Task
All of the lines below are to be transcribed faithfully, with pictures excluded from the copy.

────────────────

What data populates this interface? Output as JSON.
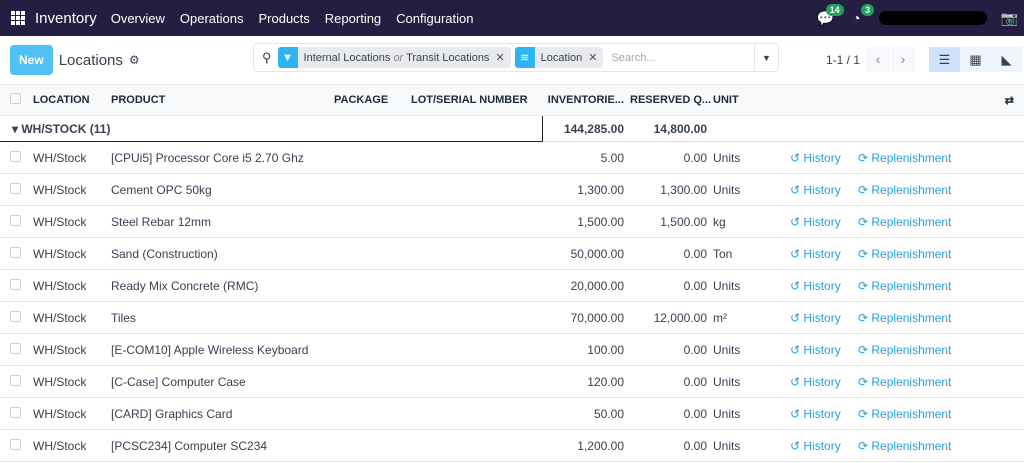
{
  "nav": {
    "brand": "Inventory",
    "menu": [
      "Overview",
      "Operations",
      "Products",
      "Reporting",
      "Configuration"
    ],
    "messages_count": "14",
    "activities_count": "3"
  },
  "control": {
    "new_label": "New",
    "title": "Locations",
    "facets": [
      {
        "text": "Internal Locations",
        "or": "or",
        "text2": "Transit Locations"
      },
      {
        "text": "Location"
      }
    ],
    "search_placeholder": "Search...",
    "pager": "1-1 / 1"
  },
  "table": {
    "headers": [
      "LOCATION",
      "PRODUCT",
      "PACKAGE",
      "LOT/SERIAL NUMBER",
      "INVENTORIE...",
      "RESERVED Q...",
      "UNIT"
    ],
    "group": {
      "label": "WH/STOCK (11)",
      "inventoried": "144,285.00",
      "reserved": "14,800.00"
    },
    "history_label": "History",
    "replenish_label": "Replenishment",
    "rows": [
      [
        "WH/Stock",
        "[CPUi5] Processor Core i5 2.70 Ghz",
        "5.00",
        "0.00",
        "Units"
      ],
      [
        "WH/Stock",
        "Cement OPC 50kg",
        "1,300.00",
        "1,300.00",
        "Units"
      ],
      [
        "WH/Stock",
        "Steel Rebar 12mm",
        "1,500.00",
        "1,500.00",
        "kg"
      ],
      [
        "WH/Stock",
        "Sand (Construction)",
        "50,000.00",
        "0.00",
        "Ton"
      ],
      [
        "WH/Stock",
        "Ready Mix Concrete (RMC)",
        "20,000.00",
        "0.00",
        "Units"
      ],
      [
        "WH/Stock",
        "Tiles",
        "70,000.00",
        "12,000.00",
        "m²"
      ],
      [
        "WH/Stock",
        "[E-COM10] Apple Wireless Keyboard",
        "100.00",
        "0.00",
        "Units"
      ],
      [
        "WH/Stock",
        "[C-Case] Computer Case",
        "120.00",
        "0.00",
        "Units"
      ],
      [
        "WH/Stock",
        "[CARD] Graphics Card",
        "50.00",
        "0.00",
        "Units"
      ],
      [
        "WH/Stock",
        "[PCSC234] Computer SC234",
        "1,200.00",
        "0.00",
        "Units"
      ]
    ]
  }
}
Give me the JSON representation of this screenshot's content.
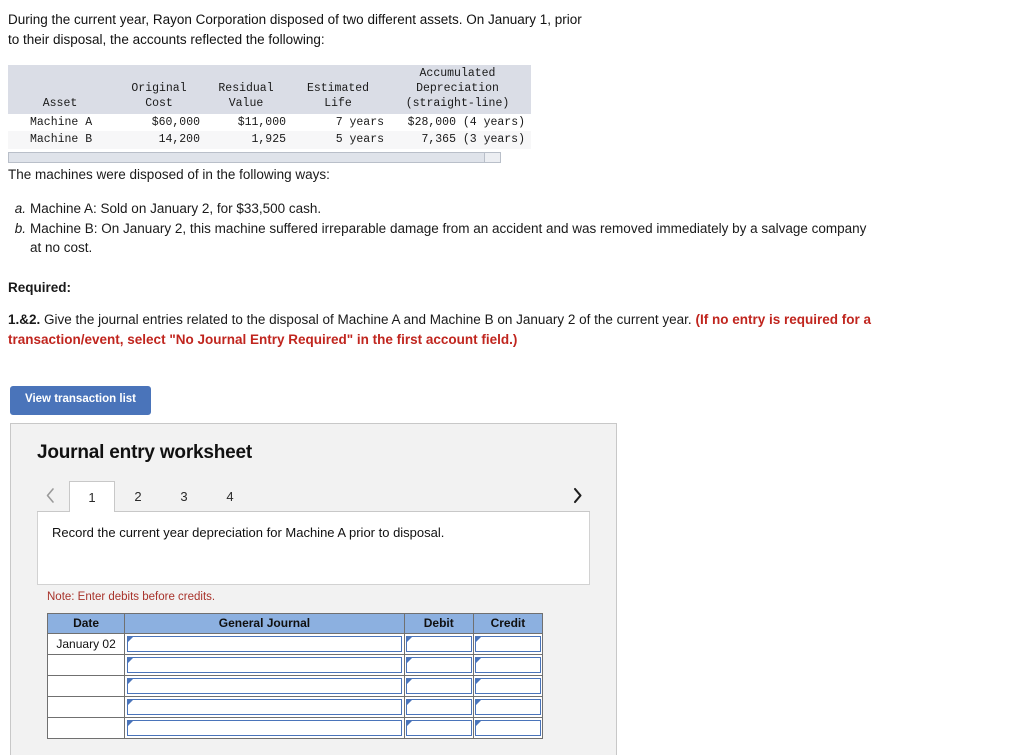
{
  "intro": {
    "paragraph": "During the current year, Rayon Corporation disposed of two different assets. On January 1, prior to their disposal, the accounts reflected the following:"
  },
  "asset_table": {
    "headers": {
      "asset": "Asset",
      "original_cost_l1": "Original",
      "original_cost_l2": "Cost",
      "residual_value_l1": "Residual",
      "residual_value_l2": "Value",
      "estimated_life_l1": "Estimated",
      "estimated_life_l2": "Life",
      "accumulated_l1": "Accumulated",
      "accumulated_l2": "Depreciation",
      "accumulated_l3": "(straight-line)"
    },
    "rows": [
      {
        "asset": "Machine A",
        "original_cost": "$60,000",
        "residual_value": "$11,000",
        "estimated_life": "7 years",
        "accumulated_depreciation": "$28,000 (4 years)"
      },
      {
        "asset": "Machine B",
        "original_cost": "14,200",
        "residual_value": "1,925",
        "estimated_life": "5 years",
        "accumulated_depreciation": "7,365 (3 years)"
      }
    ]
  },
  "body": {
    "disposed_intro": "The machines were disposed of in the following ways:",
    "items": [
      {
        "marker": "a.",
        "text": "Machine A: Sold on January 2, for $33,500 cash."
      },
      {
        "marker": "b.",
        "text": "Machine B: On January 2, this machine suffered irreparable damage from an accident and was removed immediately by a salvage company at no cost."
      }
    ],
    "required_heading": "Required:",
    "requirement_number": "1.&2.",
    "requirement_text": "Give the journal entries related to the disposal of Machine A and Machine B on January 2 of the current year.",
    "requirement_note": "(If no entry is required for a transaction/event, select \"No Journal Entry Required\" in the first account field.)"
  },
  "toolbar": {
    "view_transaction_list": "View transaction list"
  },
  "worksheet": {
    "title": "Journal entry worksheet",
    "prev_label": "‹",
    "next_label": "›",
    "tabs": [
      {
        "label": "1",
        "active": true
      },
      {
        "label": "2",
        "active": false
      },
      {
        "label": "3",
        "active": false
      },
      {
        "label": "4",
        "active": false
      }
    ],
    "instruction": "Record the current year depreciation for Machine A prior to disposal.",
    "note": "Note: Enter debits before credits.",
    "journal": {
      "columns": [
        "Date",
        "General Journal",
        "Debit",
        "Credit"
      ],
      "rows": [
        {
          "date": "January 02",
          "general_journal": "",
          "debit": "",
          "credit": ""
        },
        {
          "date": "",
          "general_journal": "",
          "debit": "",
          "credit": ""
        },
        {
          "date": "",
          "general_journal": "",
          "debit": "",
          "credit": ""
        },
        {
          "date": "",
          "general_journal": "",
          "debit": "",
          "credit": ""
        },
        {
          "date": "",
          "general_journal": "",
          "debit": "",
          "credit": ""
        }
      ]
    }
  },
  "colors": {
    "button_blue": "#4a74ba",
    "table_header_blue": "#8cb0e0",
    "note_red": "#a8332b",
    "requirement_red": "#c0251e",
    "data_header_gray": "#dadde6"
  }
}
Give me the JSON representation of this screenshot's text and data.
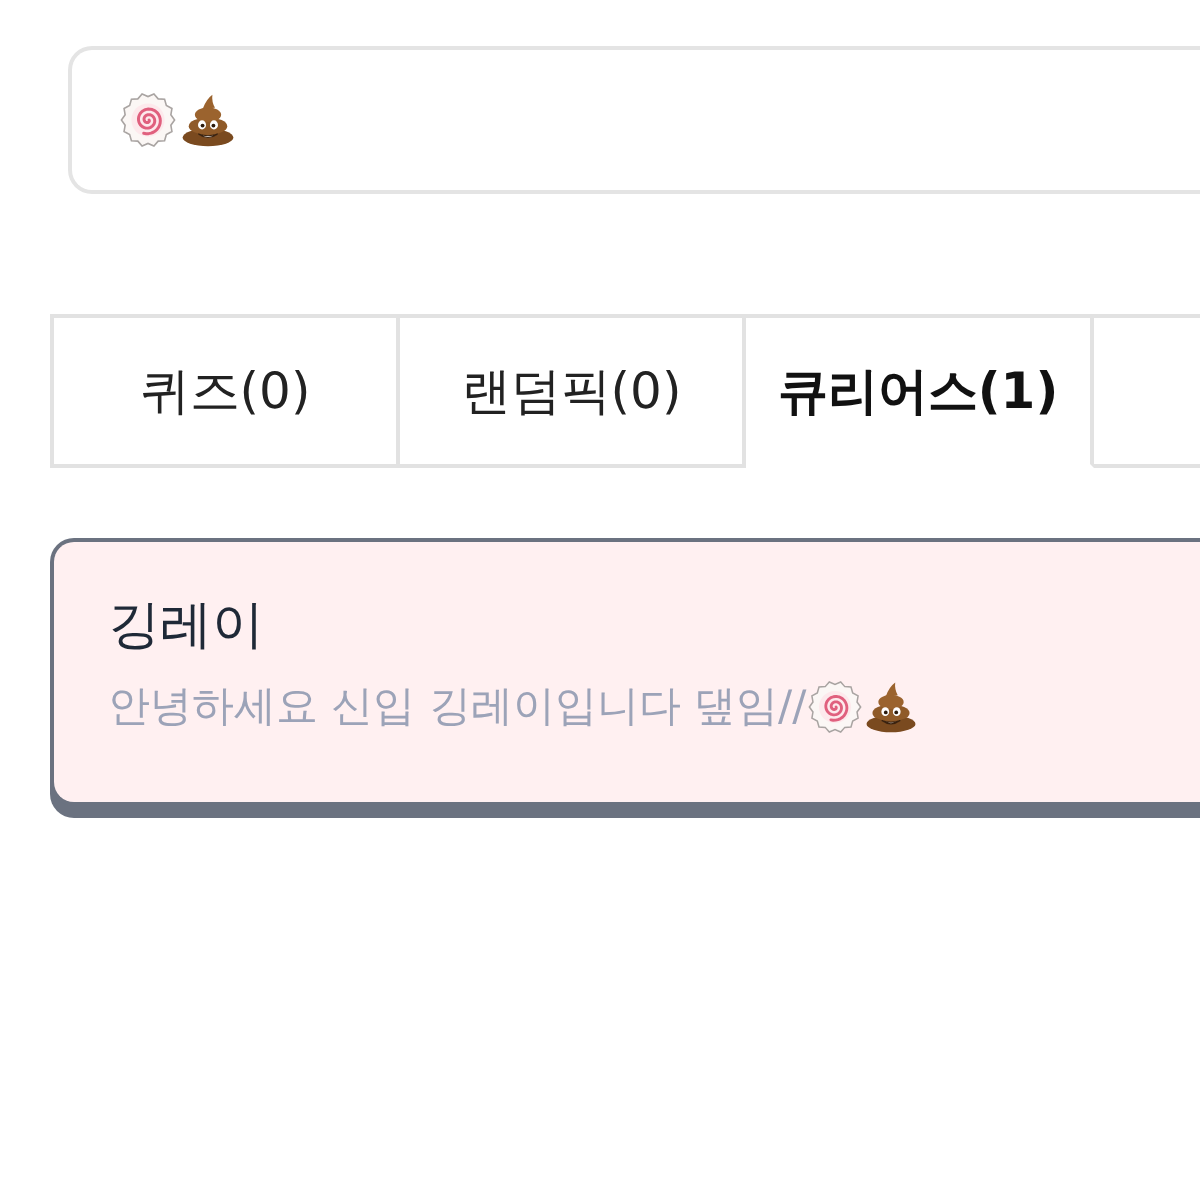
{
  "tabs": [
    {
      "label": "퀴즈(0)",
      "selected": false
    },
    {
      "label": "랜덤픽(0)",
      "selected": false
    },
    {
      "label": "큐리어스(1)",
      "selected": true
    },
    {
      "selected": false
    }
  ],
  "posts": [
    {
      "author": "깅레이",
      "message": "안녕하세요 신입 깅레이입니다 댚임//"
    }
  ]
}
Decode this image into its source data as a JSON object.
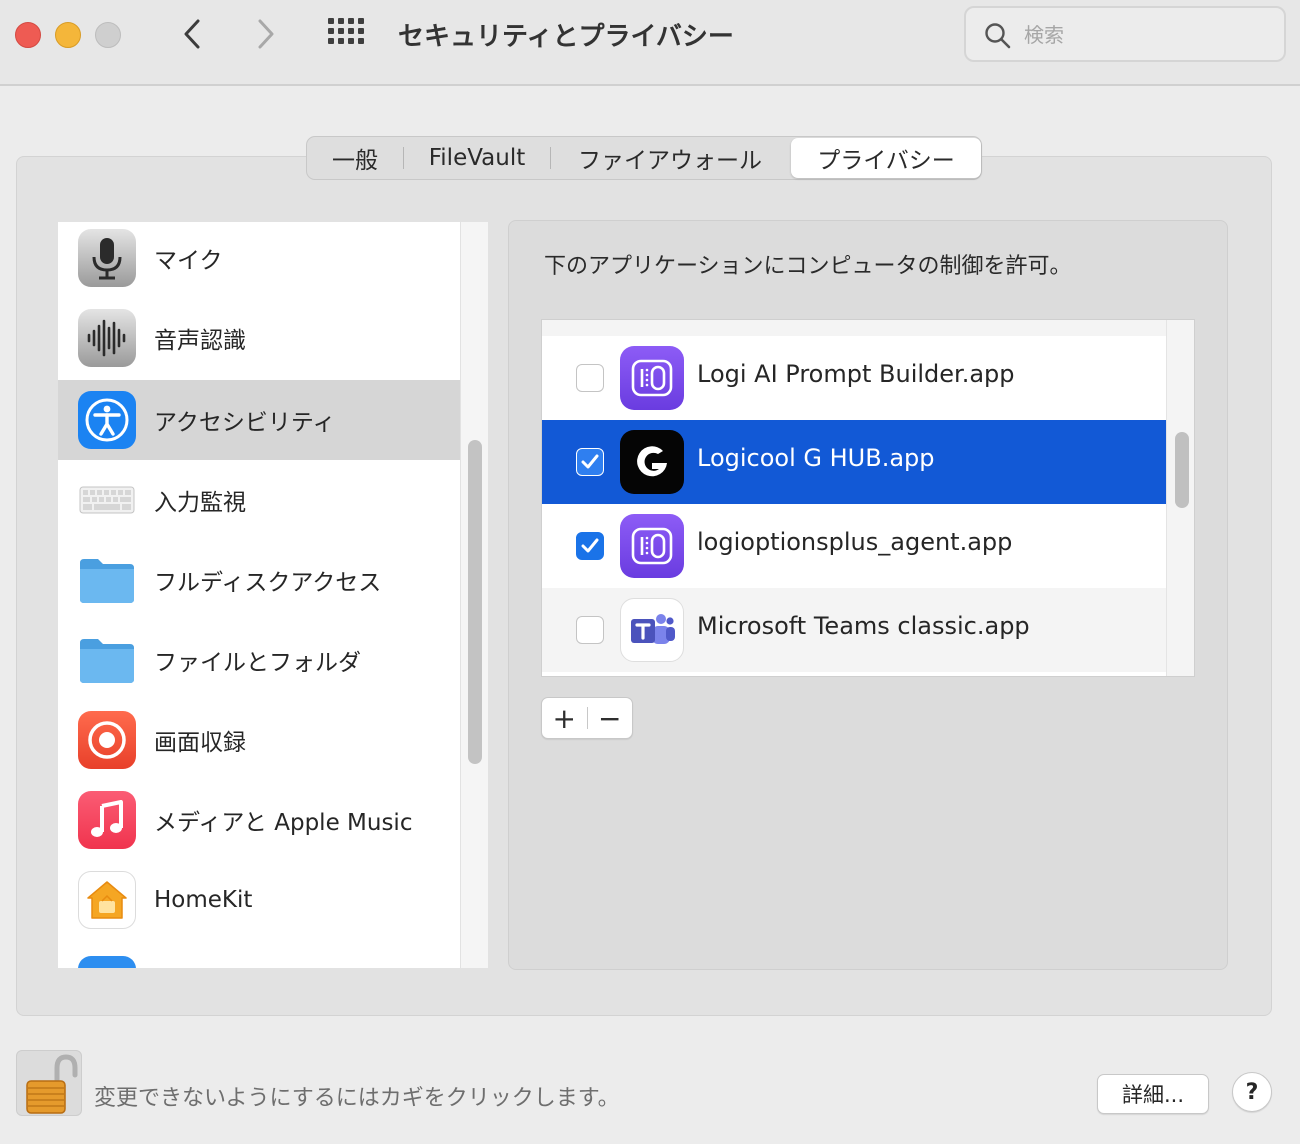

────────────────

Final result
What data populates this interface? Output as JSON.
{
  "nav": {
    "brand": "Inventory",
    "menu": [
      "Overview",
      "Operations",
      "Products",
      "Reporting",
      "Configuration"
    ],
    "messages_count": "14",
    "activities_count": "3"
  },
  "control": {
    "new_label": "New",
    "title": "Locations",
    "facets": [
      {
        "text": "Internal Locations",
        "or": "or",
        "text2": "Transit Locations"
      },
      {
        "text": "Location"
      }
    ],
    "search_placeholder": "Search...",
    "pager": "1-1 / 1"
  },
  "table": {
    "headers": [
      "LOCATION",
      "PRODUCT",
      "PACKAGE",
      "LOT/SERIAL NUMBER",
      "INVENTORIE...",
      "RESERVED Q...",
      "UNIT"
    ],
    "group": {
      "label": "WH/STOCK (11)",
      "inventoried": "144,285.00",
      "reserved": "14,800.00"
    },
    "history_label": "History",
    "replenish_label": "Replenishment",
    "rows": [
      [
        "WH/Stock",
        "[CPUi5] Processor Core i5 2.70 Ghz",
        "5.00",
        "0.00",
        "Units"
      ],
      [
        "WH/Stock",
        "Cement OPC 50kg",
        "1,300.00",
        "1,300.00",
        "Units"
      ],
      [
        "WH/Stock",
        "Steel Rebar 12mm",
        "1,500.00",
        "1,500.00",
        "kg"
      ],
      [
        "WH/Stock",
        "Sand (Construction)",
        "50,000.00",
        "0.00",
        "Ton"
      ],
      [
        "WH/Stock",
        "Ready Mix Concrete (RMC)",
        "20,000.00",
        "0.00",
        "Units"
      ],
      [
        "WH/Stock",
        "Tiles",
        "70,000.00",
        "12,000.00",
        "m²"
      ],
      [
        "WH/Stock",
        "[E-COM10] Apple Wireless Keyboard",
        "100.00",
        "0.00",
        "Units"
      ],
      [
        "WH/Stock",
        "[C-Case] Computer Case",
        "120.00",
        "0.00",
        "Units"
      ],
      [
        "WH/Stock",
        "[CARD] Graphics Card",
        "50.00",
        "0.00",
        "Units"
      ],
      [
        "WH/Stock",
        "[PCSC234] Computer SC234",
        "1,200.00",
        "0.00",
        "Units"
      ]
    ]
  }
}
Give me the JSON representation of this screenshot's content.
{
  "intro": {
    "paragraph": "During the current year, Rayon Corporation disposed of two different assets. On January 1, prior to their disposal, the accounts reflected the following:"
  },
  "asset_table": {
    "headers": {
      "asset": "Asset",
      "original_cost_l1": "Original",
      "original_cost_l2": "Cost",
      "residual_value_l1": "Residual",
      "residual_value_l2": "Value",
      "estimated_life_l1": "Estimated",
      "estimated_life_l2": "Life",
      "accumulated_l1": "Accumulated",
      "accumulated_l2": "Depreciation",
      "accumulated_l3": "(straight-line)"
    },
    "rows": [
      {
        "asset": "Machine A",
        "original_cost": "$60,000",
        "residual_value": "$11,000",
        "estimated_life": "7 years",
        "accumulated_depreciation": "$28,000 (4 years)"
      },
      {
        "asset": "Machine B",
        "original_cost": "14,200",
        "residual_value": "1,925",
        "estimated_life": "5 years",
        "accumulated_depreciation": "7,365 (3 years)"
      }
    ]
  },
  "body": {
    "disposed_intro": "The machines were disposed of in the following ways:",
    "items": [
      {
        "marker": "a.",
        "text": "Machine A: Sold on January 2, for $33,500 cash."
      },
      {
        "marker": "b.",
        "text": "Machine B: On January 2, this machine suffered irreparable damage from an accident and was removed immediately by a salvage company at no cost."
      }
    ],
    "required_heading": "Required:",
    "requirement_number": "1.&2.",
    "requirement_text": "Give the journal entries related to the disposal of Machine A and Machine B on January 2 of the current year.",
    "requirement_note": "(If no entry is required for a transaction/event, select \"No Journal Entry Required\" in the first account field.)"
  },
  "toolbar": {
    "view_transaction_list": "View transaction list"
  },
  "worksheet": {
    "title": "Journal entry worksheet",
    "prev_label": "‹",
    "next_label": "›",
    "tabs": [
      {
        "label": "1",
        "active": true
      },
      {
        "label": "2",
        "active": false
      },
      {
        "label": "3",
        "active": false
      },
      {
        "label": "4",
        "active": false
      }
    ],
    "instruction": "Record the current year depreciation for Machine A prior to disposal.",
    "note": "Note: Enter debits before credits.",
    "journal": {
      "columns": [
        "Date",
        "General Journal",
        "Debit",
        "Credit"
      ],
      "rows": [
        {
          "date": "January 02",
          "general_journal": "",
          "debit": "",
          "credit": ""
        },
        {
          "date": "",
          "general_journal": "",
          "debit": "",
          "credit": ""
        },
        {
          "date": "",
          "general_journal": "",
          "debit": "",
          "credit": ""
        },
        {
          "date": "",
          "general_journal": "",
          "debit": "",
          "credit": ""
        },
        {
          "date": "",
          "general_journal": "",
          "debit": "",
          "credit": ""
        }
      ]
    }
  },
  "colors": {
    "button_blue": "#4a74ba",
    "table_header_blue": "#8cb0e0",
    "note_red": "#a8332b",
    "requirement_red": "#c0251e",
    "data_header_gray": "#dadde6"
  }
}
Give me the JSON representation of this screenshot's text and data.
{
  "tabs": [
    {
      "label": "퀴즈(0)",
      "selected": false
    },
    {
      "label": "랜덤픽(0)",
      "selected": false
    },
    {
      "label": "큐리어스(1)",
      "selected": true
    },
    {
      "selected": false
    }
  ],
  "posts": [
    {
      "author": "깅레이",
      "message": "안녕하세요 신입 깅레이입니다 댚임//"
    }
  ]
}
Decode this image into its source data as a JSON object.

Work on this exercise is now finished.